# Фрагмент текста

Общеизвестно, что лишь немногие из живущих и живших когда-либо на Земле людей сумели совершить великие научные или иные открытия, создать выдающиеся произведения искусства. Но это лишь доказывает, что "одна и та же" информация воспринимается символической реальностью в миллионах и миллиардах своих возможных интерпретаций, и лишь некоторые из них - всегда редкие и непредсказуемые - оказываются по-настоящему эффективными.
Иначе говоря, информация обретает системную эффективность лишь при условии ее неограниченного распространения, абсолютной доступности.
Структурно всякое информационное сообщение делится на тему и рему. Тема - это элемент привычного, знакомого в информационном сообщении, а рема - собственно информация - есть элемент непредсказуемости, подлинной новизны. Тема выполняет по отношению к реме функцию связки, информационного "предуведомления", семантического предисловия. Понятие темы и ремы является универсальным и потому применяется в более широком смысле. Как писал Д. Дьюи, люди не могут легко расстаться со своими старыми навыками мышления и никогда не смогут отбросить их все сразу. Поэтому при развитии и получении новых идей мы вынуждены использовать некоторые из старых идей в качестве инструментов понимания и коммуникации.
Символическая реальность существует как гигантское пространство информационного обмена, в котором постоянно происходят процессы со знаково-символическим наполнением. Она является пространством создания новизны, обмена новизной, областью инновационных транзакций. Именно в этом смысле символическая реальность предстает перед нами как освобожденный от предметно-физической инерции и иной консервативной связанности экспериментальный полигон сознания, безграничная лаборатория разума, основанная на принципах множественности, терпимости, свободы и этического выбора.
Символическая реальность есть информационный домен, в котором функционируют отправители и получатели информационных сообщений. Причем эффективность символической реальности прямо пропорциональна количеству действующих в ней информационных субъектов (отправителей и получателей) - так реализуется принцип множественности; чистоте информационных каналов и доступу субъектов к информации - так реализуется принцип свободы; реальной способности субъектов информационных отношений совершать нравственный выбор среди множества информационных альтернатив - так реализуется принцип этического выбора.
Известно, что Н. Винер в свое время протестовал против превращения информации в товар. Однако и сегодня вопрос о природе информации на рынке символических образцов выглядит неоднозначным. Но консервация информации в "закрытых емкостях" не имеет смысла. Отделенная, изолированная от своих потенциальных адресатов информация перестает быть информацией. Именно поэтому говорить об информационных отношениях как о проявлении символической реальности имеет смысл лишь в условиях открытости, неограниченного доступа к банкам и базам данным.

# Что требуется
Что такое рема в информационном сообщении согласно тексту о символической реальности?

# Материалы
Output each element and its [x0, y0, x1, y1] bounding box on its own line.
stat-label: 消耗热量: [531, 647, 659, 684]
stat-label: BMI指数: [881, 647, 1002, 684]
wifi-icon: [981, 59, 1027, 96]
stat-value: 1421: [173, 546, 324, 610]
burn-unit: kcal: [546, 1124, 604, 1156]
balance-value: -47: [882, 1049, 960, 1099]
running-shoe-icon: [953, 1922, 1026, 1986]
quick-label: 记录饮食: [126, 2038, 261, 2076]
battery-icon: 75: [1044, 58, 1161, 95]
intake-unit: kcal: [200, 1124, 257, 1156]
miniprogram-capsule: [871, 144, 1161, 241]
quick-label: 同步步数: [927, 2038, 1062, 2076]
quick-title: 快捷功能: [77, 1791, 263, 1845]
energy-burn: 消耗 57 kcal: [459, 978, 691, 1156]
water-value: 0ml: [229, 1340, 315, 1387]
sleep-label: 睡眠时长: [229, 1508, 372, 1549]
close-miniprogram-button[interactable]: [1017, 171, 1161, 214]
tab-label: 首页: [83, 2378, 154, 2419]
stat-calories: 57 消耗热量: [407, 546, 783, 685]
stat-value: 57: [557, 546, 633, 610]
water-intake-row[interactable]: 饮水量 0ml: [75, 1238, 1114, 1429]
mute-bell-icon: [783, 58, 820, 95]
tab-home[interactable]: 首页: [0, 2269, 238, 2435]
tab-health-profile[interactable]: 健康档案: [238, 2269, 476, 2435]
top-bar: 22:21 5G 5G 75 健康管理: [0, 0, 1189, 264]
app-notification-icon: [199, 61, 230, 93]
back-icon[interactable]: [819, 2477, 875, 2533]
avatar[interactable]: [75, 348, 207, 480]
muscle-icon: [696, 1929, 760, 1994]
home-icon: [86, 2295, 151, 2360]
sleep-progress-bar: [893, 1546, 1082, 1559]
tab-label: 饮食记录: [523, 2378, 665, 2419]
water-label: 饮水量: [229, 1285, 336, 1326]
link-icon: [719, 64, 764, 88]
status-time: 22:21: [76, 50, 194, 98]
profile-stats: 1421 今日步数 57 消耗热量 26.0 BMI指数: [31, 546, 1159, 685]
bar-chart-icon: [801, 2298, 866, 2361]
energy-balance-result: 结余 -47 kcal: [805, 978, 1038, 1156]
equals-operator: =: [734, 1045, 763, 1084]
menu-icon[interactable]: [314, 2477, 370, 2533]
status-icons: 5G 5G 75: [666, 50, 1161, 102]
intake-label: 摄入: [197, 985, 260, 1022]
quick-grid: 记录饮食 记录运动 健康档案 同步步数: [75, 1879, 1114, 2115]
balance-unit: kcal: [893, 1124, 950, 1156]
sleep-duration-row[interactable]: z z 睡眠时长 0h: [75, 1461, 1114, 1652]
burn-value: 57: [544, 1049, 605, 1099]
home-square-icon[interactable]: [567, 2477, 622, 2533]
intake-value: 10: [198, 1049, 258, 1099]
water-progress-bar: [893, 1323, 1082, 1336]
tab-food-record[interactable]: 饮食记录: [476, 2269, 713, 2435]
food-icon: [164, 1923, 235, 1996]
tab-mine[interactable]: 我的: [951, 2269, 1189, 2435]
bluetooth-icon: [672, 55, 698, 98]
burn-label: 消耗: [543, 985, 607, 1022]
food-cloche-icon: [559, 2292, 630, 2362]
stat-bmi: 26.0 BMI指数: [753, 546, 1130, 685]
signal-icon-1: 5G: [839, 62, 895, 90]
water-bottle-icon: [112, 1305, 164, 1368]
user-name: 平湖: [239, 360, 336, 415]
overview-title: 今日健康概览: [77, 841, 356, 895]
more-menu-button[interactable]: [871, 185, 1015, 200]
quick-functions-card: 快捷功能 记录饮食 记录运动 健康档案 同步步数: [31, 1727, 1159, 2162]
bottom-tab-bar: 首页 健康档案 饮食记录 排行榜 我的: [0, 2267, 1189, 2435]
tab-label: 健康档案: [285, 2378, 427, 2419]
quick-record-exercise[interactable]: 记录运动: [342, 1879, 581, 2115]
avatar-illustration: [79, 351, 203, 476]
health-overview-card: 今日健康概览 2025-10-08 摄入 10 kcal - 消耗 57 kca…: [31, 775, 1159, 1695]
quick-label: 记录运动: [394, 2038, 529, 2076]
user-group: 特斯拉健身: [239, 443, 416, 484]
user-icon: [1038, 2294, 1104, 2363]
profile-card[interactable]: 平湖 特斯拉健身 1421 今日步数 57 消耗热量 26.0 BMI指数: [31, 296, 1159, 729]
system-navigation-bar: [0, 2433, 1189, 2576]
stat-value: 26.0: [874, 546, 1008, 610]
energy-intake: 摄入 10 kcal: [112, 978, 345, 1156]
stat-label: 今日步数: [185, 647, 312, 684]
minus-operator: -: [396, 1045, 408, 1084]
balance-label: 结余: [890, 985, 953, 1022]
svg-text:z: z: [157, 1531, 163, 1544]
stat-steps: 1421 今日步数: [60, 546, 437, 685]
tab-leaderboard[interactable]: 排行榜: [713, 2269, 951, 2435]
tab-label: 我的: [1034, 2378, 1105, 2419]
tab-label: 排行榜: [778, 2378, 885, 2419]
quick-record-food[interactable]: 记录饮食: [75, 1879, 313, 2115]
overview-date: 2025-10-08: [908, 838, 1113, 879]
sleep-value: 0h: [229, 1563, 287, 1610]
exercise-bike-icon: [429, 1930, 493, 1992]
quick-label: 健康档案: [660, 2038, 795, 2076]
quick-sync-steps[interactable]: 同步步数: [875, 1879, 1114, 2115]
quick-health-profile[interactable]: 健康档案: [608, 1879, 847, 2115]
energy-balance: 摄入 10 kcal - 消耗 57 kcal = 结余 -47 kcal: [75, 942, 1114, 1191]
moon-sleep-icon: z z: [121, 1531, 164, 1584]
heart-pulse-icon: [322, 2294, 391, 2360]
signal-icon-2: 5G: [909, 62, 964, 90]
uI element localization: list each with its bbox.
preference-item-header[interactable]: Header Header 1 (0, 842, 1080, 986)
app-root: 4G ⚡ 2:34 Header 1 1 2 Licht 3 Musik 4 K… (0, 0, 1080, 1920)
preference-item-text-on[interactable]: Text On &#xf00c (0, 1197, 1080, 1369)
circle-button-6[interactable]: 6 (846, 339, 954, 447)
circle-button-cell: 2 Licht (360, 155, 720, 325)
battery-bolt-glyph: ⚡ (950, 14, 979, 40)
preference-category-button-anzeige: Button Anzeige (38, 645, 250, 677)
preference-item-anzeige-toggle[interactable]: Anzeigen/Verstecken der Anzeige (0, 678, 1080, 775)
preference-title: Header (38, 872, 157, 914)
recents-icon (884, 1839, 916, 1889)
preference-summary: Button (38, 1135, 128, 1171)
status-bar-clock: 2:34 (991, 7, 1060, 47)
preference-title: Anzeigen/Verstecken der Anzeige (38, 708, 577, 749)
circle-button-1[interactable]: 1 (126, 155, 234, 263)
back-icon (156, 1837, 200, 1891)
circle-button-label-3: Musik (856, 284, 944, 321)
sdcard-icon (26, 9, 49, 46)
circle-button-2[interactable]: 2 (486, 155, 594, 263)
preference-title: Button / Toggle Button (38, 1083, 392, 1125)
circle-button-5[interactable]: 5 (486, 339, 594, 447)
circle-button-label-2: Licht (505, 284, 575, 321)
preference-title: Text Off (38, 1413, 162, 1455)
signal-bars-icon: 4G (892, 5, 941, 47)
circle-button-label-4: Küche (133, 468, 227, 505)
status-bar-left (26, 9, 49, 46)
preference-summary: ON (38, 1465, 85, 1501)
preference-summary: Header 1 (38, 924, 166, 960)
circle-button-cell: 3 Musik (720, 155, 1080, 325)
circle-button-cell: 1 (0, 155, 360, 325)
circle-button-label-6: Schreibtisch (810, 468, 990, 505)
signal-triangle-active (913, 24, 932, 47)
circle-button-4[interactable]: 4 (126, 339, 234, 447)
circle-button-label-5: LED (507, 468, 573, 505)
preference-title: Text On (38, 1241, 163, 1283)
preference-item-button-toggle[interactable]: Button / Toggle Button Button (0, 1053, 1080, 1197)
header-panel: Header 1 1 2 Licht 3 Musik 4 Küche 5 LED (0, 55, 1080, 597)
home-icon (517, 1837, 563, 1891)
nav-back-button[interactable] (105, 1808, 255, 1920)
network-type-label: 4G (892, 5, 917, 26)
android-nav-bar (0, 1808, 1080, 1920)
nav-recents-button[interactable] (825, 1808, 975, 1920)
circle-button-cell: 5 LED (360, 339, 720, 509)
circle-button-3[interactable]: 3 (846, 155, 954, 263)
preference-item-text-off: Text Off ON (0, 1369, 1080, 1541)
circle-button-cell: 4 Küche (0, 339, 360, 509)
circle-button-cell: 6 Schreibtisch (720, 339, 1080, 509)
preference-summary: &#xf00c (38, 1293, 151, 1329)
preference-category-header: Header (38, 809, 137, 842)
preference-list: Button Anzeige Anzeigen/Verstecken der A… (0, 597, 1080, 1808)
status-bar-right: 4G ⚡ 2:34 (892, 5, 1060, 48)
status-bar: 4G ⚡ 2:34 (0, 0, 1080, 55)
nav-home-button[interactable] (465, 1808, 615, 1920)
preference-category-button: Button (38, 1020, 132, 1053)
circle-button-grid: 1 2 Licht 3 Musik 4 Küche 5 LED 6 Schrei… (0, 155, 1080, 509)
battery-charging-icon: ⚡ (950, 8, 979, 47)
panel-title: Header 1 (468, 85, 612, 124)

# Правильный ответ
Рема — это собственно информация, элемент непредсказуемости, подлинной новизны.